| Aim of the exercise |
Look below. Copy each line that has "performance" in it.

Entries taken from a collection
--------------------------------------------------
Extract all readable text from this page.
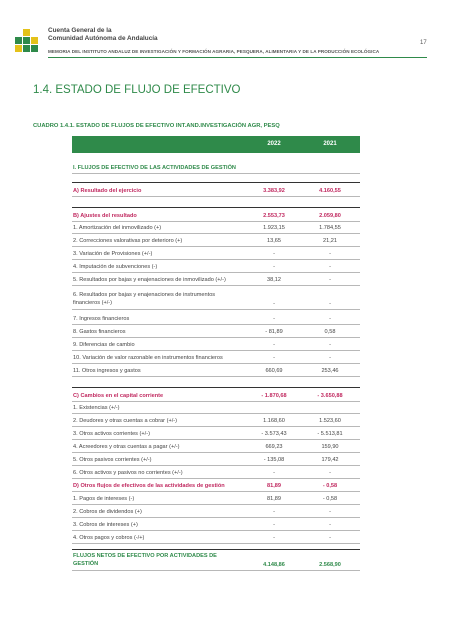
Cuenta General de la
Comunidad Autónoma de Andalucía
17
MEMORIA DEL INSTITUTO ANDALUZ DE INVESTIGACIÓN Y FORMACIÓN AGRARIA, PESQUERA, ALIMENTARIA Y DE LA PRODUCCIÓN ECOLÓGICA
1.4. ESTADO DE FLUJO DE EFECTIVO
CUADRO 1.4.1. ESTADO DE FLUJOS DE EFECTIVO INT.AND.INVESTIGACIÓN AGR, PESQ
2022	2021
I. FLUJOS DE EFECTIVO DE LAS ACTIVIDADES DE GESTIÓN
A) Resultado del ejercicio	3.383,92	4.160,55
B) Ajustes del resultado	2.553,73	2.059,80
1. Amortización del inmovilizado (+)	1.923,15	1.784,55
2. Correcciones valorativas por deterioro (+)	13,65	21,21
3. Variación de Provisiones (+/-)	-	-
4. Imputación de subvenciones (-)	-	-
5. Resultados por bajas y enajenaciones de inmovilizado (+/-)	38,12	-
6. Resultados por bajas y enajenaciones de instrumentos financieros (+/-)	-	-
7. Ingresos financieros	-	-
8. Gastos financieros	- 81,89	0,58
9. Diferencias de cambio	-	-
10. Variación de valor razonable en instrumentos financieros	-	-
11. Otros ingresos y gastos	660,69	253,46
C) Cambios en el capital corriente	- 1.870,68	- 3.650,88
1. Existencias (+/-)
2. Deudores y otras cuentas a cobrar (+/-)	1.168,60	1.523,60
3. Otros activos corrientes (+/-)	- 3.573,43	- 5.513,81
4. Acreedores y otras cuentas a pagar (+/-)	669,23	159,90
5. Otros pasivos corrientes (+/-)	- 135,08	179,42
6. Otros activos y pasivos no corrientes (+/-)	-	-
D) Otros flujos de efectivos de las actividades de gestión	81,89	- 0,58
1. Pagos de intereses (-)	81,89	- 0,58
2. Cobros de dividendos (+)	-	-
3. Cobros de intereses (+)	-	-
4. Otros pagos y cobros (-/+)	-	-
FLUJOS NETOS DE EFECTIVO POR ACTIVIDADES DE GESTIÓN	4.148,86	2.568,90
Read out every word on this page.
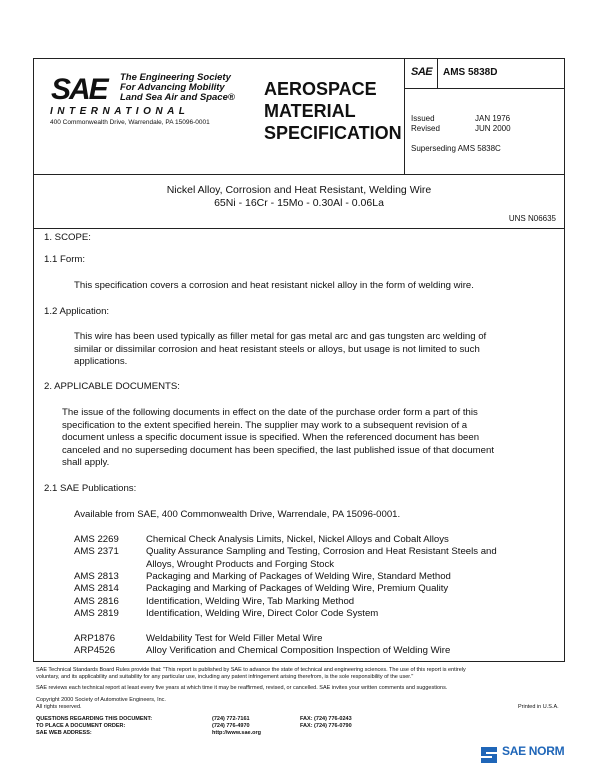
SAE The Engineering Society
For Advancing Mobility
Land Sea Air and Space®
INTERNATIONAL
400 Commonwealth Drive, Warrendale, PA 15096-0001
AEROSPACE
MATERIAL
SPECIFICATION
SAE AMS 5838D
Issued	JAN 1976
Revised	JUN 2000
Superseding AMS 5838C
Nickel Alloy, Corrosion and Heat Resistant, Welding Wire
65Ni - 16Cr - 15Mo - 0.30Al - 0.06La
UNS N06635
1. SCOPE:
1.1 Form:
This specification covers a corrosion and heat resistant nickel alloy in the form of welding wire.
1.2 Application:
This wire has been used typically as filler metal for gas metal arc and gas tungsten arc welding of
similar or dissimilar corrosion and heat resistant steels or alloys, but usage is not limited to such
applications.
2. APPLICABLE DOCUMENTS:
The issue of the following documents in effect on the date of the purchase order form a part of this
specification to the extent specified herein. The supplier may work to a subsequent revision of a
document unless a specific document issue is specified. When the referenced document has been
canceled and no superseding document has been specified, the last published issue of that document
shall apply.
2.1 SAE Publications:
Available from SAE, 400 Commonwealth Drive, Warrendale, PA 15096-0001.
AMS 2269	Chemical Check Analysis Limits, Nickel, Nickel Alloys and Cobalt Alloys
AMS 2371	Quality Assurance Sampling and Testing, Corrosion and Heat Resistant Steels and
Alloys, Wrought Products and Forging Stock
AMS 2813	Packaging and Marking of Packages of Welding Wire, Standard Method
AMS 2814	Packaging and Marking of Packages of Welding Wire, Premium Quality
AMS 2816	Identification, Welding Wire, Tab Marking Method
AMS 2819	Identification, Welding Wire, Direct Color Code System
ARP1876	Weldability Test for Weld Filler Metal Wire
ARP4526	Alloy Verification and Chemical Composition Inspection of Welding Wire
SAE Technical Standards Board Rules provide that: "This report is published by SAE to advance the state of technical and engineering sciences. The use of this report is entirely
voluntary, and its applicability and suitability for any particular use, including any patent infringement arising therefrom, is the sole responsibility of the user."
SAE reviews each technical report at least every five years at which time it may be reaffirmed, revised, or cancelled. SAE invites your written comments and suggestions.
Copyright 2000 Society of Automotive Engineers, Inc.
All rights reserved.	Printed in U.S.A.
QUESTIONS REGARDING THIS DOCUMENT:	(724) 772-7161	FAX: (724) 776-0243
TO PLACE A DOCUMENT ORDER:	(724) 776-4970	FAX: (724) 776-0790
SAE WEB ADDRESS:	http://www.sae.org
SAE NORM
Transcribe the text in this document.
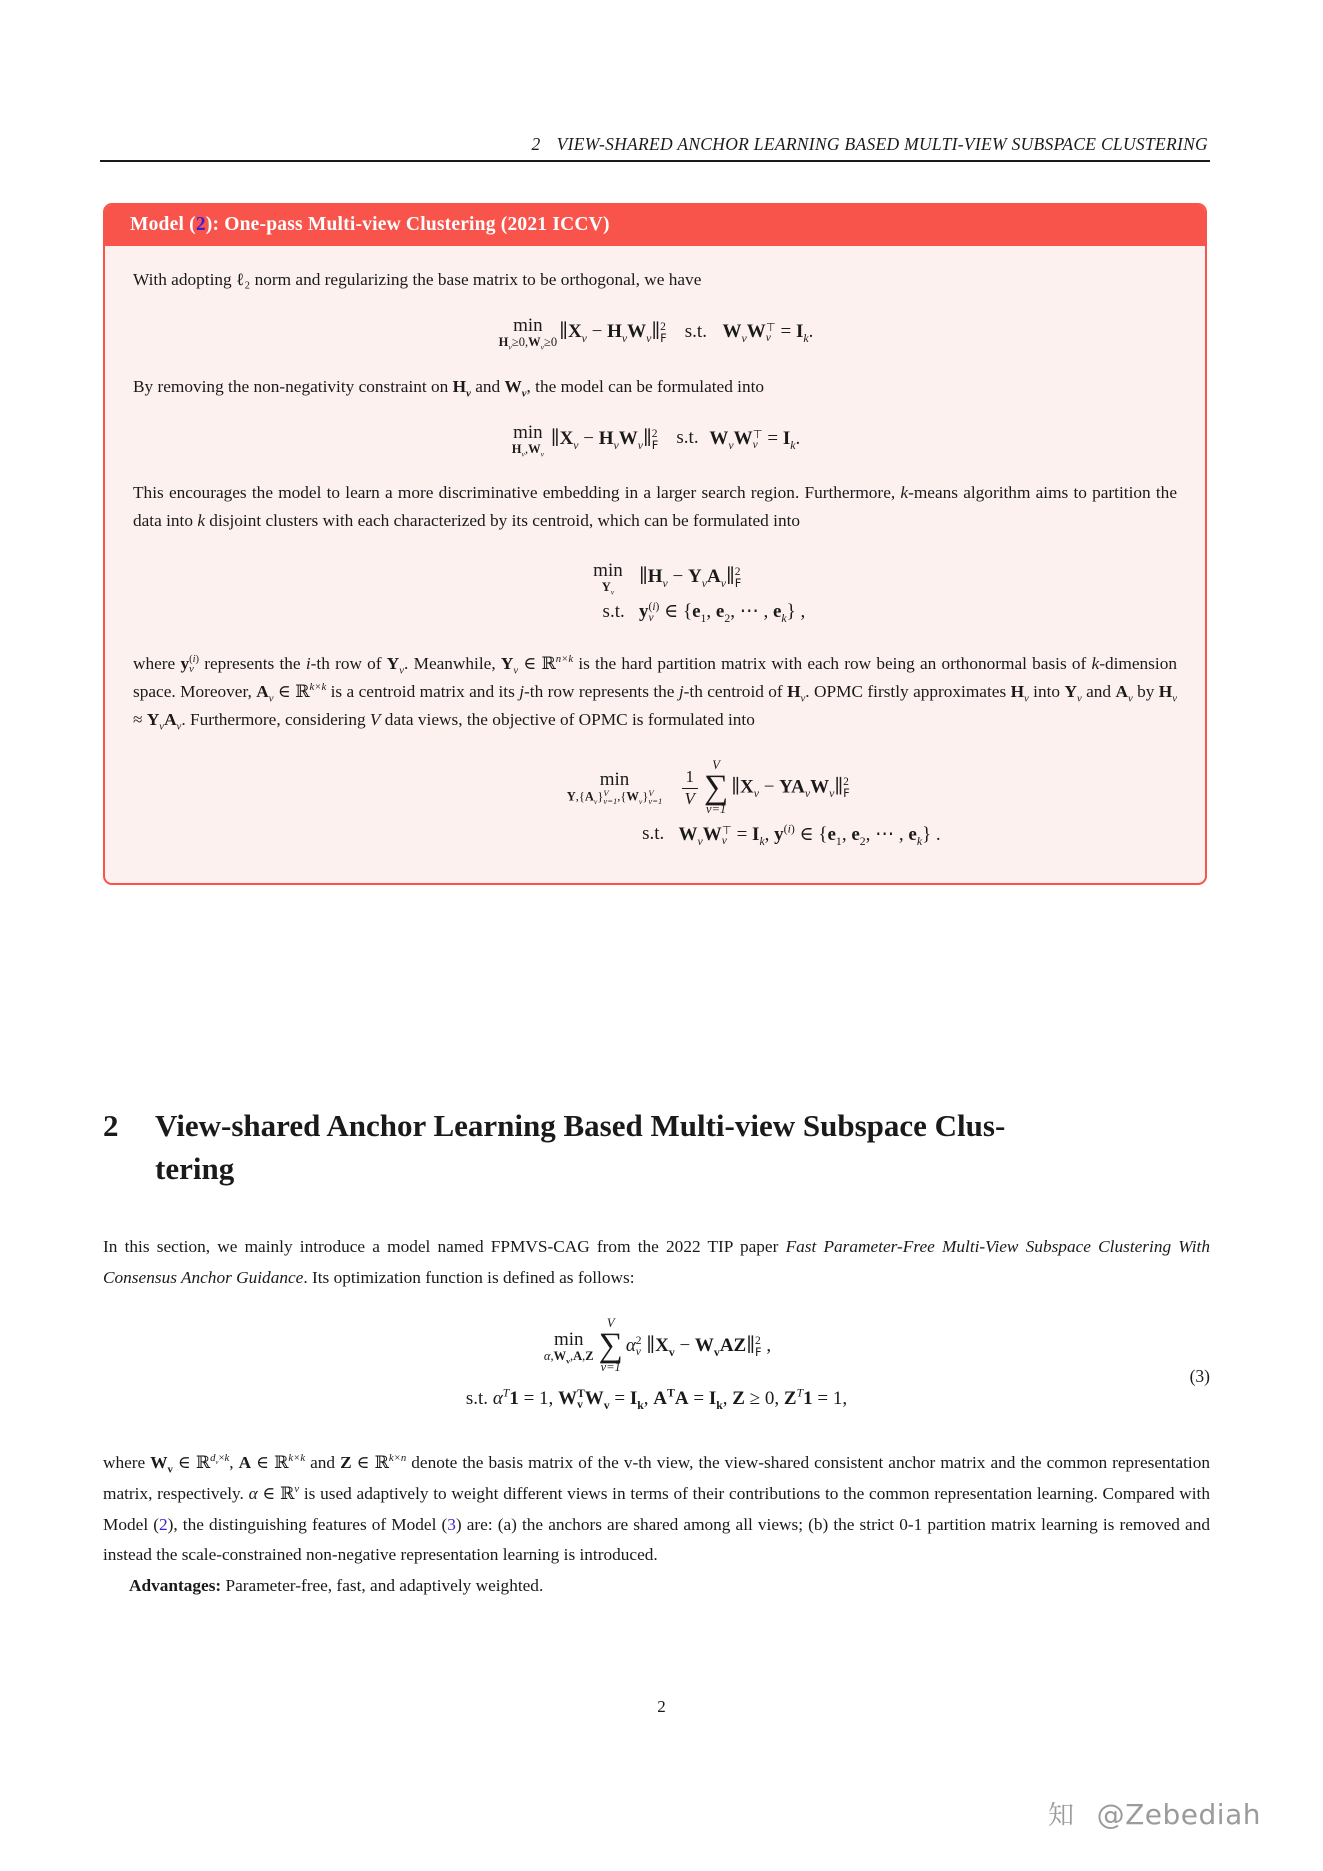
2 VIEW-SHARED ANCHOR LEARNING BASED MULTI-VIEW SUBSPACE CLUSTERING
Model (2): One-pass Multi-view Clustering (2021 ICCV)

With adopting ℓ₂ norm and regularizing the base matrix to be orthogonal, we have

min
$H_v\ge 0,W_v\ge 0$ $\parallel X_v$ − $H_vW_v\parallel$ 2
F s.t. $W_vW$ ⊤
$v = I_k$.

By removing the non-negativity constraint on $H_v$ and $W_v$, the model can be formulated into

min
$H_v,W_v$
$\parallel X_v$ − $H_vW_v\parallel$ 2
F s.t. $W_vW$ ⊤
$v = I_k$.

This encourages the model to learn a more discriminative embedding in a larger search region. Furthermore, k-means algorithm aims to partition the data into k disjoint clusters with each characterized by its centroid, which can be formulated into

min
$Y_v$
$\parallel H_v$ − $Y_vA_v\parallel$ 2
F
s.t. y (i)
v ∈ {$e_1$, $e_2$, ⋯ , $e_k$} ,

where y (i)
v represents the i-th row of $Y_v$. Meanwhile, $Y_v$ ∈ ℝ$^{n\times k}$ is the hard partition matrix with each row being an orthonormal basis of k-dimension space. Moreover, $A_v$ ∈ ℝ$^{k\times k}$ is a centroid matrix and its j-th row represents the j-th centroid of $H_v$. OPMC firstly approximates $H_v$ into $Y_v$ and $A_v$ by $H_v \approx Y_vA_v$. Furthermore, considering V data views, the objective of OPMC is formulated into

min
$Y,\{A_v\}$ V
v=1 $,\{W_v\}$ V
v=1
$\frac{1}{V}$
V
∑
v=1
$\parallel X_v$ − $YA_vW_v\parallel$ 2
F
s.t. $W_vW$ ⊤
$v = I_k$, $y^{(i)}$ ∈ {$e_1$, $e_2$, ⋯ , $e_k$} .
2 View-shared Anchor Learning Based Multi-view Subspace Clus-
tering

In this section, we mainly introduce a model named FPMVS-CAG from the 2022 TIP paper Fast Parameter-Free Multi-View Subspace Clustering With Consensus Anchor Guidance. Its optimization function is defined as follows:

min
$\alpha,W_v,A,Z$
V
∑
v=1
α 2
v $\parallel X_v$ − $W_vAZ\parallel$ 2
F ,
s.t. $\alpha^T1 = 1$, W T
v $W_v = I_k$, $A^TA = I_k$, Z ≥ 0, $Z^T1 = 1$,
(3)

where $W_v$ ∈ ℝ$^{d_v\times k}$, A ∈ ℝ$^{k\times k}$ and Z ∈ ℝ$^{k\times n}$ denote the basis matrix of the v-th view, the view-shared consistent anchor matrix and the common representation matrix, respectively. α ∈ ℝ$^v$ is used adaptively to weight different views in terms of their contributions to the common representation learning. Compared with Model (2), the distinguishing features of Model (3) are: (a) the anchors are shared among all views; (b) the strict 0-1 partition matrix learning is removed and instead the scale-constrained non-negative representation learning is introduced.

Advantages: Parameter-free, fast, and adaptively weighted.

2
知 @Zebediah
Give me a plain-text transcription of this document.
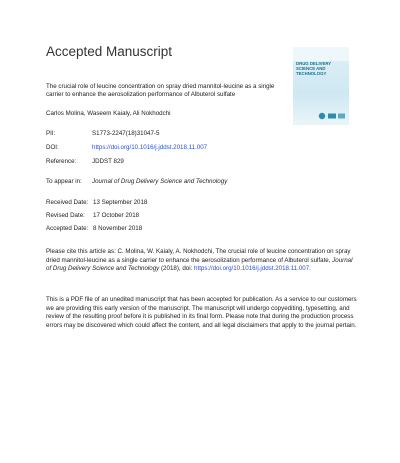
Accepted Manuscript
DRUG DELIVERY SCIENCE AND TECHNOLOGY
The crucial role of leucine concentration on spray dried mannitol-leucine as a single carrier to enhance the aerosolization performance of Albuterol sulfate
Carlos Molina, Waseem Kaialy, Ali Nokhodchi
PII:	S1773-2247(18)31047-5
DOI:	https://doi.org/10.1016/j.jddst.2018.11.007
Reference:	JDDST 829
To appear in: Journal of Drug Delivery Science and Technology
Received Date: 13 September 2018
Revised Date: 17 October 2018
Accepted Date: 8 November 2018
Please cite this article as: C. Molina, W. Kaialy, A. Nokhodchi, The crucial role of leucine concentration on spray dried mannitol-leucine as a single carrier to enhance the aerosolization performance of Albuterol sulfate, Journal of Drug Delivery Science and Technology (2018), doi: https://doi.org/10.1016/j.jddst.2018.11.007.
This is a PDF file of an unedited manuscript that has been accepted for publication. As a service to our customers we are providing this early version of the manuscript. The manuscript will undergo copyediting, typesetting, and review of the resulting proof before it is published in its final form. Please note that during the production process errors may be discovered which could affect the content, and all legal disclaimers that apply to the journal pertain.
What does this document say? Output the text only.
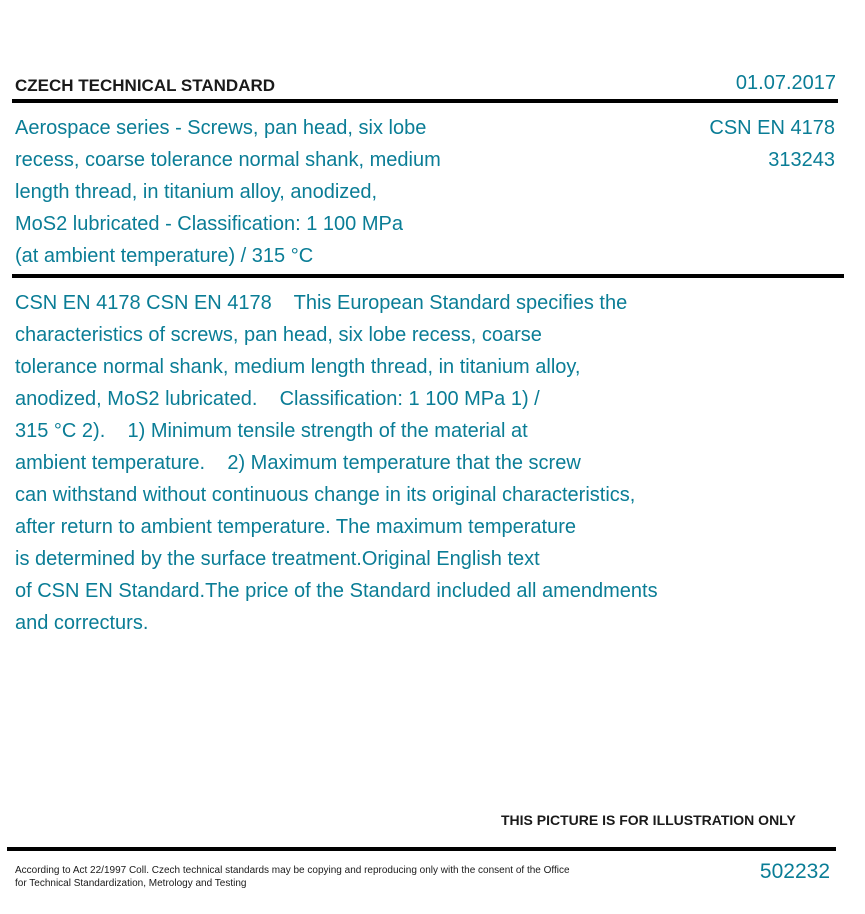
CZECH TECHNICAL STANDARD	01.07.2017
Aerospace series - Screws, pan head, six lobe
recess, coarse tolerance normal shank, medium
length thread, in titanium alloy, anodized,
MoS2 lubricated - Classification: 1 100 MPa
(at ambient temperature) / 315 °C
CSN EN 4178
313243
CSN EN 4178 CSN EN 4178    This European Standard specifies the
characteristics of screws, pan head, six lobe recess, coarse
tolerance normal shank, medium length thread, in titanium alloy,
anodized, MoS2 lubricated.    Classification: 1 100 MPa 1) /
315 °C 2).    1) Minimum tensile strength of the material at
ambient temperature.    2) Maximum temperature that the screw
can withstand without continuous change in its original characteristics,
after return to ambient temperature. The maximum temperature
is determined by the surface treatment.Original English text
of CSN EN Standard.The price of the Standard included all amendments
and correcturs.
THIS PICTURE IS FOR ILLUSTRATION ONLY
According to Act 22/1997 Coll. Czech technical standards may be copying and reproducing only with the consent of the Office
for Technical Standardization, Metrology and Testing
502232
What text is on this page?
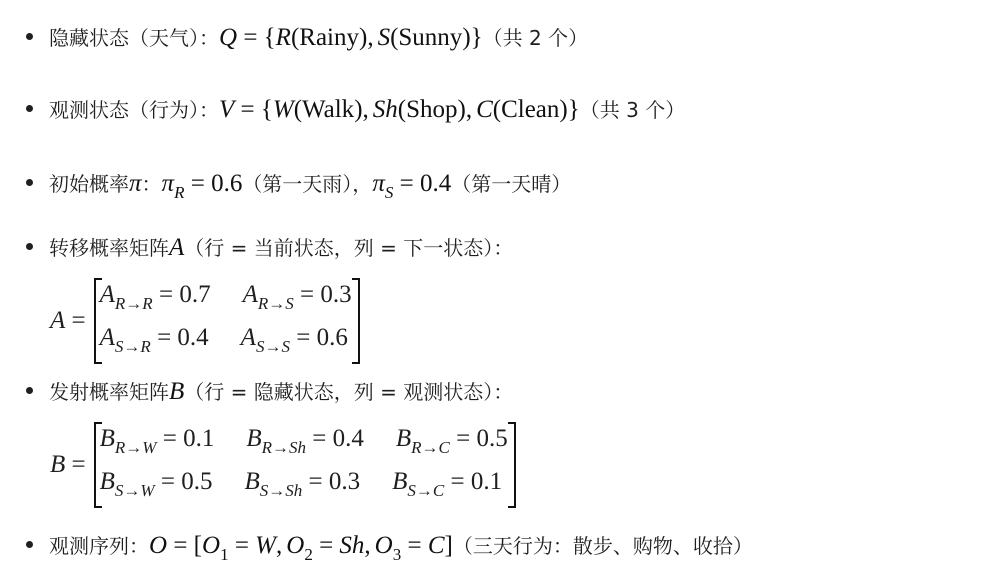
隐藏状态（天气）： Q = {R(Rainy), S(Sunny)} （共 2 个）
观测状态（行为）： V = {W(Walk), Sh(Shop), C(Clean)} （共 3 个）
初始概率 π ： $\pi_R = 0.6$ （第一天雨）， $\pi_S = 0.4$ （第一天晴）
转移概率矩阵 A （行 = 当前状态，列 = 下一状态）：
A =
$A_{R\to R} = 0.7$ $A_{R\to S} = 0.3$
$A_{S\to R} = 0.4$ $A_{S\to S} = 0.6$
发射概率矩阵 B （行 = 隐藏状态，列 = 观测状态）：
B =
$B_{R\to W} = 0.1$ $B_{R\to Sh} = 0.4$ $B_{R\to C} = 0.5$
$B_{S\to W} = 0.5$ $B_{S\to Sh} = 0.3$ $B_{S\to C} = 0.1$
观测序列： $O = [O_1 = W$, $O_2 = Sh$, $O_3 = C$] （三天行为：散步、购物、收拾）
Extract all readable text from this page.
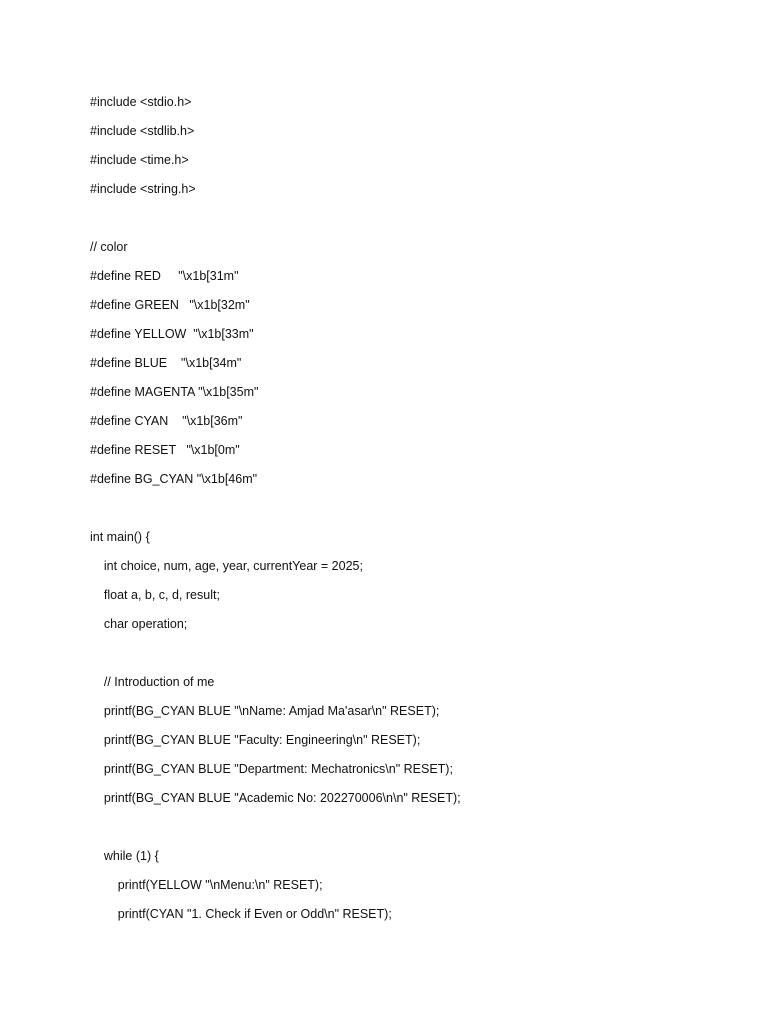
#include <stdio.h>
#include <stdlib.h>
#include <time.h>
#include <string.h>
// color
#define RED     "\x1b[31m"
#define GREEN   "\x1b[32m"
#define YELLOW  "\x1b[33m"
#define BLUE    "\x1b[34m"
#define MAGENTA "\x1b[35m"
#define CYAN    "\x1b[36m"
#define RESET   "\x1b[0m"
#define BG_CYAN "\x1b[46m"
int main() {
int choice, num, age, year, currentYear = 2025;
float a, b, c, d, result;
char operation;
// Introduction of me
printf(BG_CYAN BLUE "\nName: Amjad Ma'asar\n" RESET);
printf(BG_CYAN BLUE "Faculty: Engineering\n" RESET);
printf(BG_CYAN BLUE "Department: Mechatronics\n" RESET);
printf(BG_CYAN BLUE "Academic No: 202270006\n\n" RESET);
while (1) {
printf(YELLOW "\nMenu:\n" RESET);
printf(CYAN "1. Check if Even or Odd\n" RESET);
--------------------------------------------------
| Response |
The crucial role of leucine concentration on spray dried mannitol-leucine as a single carrier to enhance the aerosolization performance of Albuterol sulfate
Please cite this article as: C. Molina, W. Kaialy, A. Nokhodchi, The crucial role of leucine concentration on spray dried mannitol-leucine as a single carrier to enhance the aerosolization performance of Albuterol sulfate, Journal of Drug Delivery Science and Technology (2018), doi: https://doi.org/10.1016/j.jddst.2018.11.007.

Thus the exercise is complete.